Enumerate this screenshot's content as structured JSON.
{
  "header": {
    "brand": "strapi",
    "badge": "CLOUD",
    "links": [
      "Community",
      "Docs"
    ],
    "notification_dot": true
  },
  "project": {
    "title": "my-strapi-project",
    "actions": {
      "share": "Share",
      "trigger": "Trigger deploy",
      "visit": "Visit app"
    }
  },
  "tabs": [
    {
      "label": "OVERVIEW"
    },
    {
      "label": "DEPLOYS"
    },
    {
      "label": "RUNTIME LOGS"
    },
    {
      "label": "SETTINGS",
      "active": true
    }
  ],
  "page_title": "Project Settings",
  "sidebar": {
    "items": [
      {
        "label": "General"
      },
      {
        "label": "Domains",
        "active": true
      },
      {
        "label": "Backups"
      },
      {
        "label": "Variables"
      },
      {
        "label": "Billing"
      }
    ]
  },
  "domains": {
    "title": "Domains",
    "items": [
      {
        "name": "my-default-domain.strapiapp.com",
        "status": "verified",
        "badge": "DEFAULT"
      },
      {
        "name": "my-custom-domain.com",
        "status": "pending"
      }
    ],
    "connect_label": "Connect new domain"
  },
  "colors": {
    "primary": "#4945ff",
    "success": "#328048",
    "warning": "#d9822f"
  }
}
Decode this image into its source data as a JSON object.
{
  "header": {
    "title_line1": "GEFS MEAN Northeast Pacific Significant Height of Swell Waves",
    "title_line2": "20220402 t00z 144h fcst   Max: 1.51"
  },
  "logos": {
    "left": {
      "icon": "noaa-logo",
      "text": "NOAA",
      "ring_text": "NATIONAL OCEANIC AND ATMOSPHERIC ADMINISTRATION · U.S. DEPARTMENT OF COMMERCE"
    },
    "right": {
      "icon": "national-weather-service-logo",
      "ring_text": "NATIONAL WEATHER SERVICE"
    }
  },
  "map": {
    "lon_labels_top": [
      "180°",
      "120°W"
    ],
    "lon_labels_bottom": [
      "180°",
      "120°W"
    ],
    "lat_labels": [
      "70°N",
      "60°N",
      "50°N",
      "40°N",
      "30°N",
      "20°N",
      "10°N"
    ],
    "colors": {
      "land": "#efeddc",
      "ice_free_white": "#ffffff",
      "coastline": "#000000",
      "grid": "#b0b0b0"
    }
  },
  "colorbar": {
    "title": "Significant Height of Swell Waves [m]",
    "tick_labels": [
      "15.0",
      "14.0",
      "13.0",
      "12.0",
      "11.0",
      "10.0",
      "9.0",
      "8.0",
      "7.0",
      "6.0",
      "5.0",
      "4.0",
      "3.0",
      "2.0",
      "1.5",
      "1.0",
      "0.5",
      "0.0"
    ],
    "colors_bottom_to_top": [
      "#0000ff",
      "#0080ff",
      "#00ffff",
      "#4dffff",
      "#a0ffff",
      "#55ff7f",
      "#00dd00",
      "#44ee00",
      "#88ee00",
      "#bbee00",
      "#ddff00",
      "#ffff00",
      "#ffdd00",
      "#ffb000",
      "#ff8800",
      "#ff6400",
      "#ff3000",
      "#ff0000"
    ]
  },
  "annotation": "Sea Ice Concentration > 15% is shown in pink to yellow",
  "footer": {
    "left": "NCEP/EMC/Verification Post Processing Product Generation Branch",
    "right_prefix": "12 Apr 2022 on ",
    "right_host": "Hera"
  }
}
----------
• [EXERCISE OBJECTIVE] From the listing above, copy every line that holds the string "JSON".

• [EXPECTED OUTPUT]
Enumerate this screenshot's content as structured JSON.
Decode this image into its source data as a JSON object.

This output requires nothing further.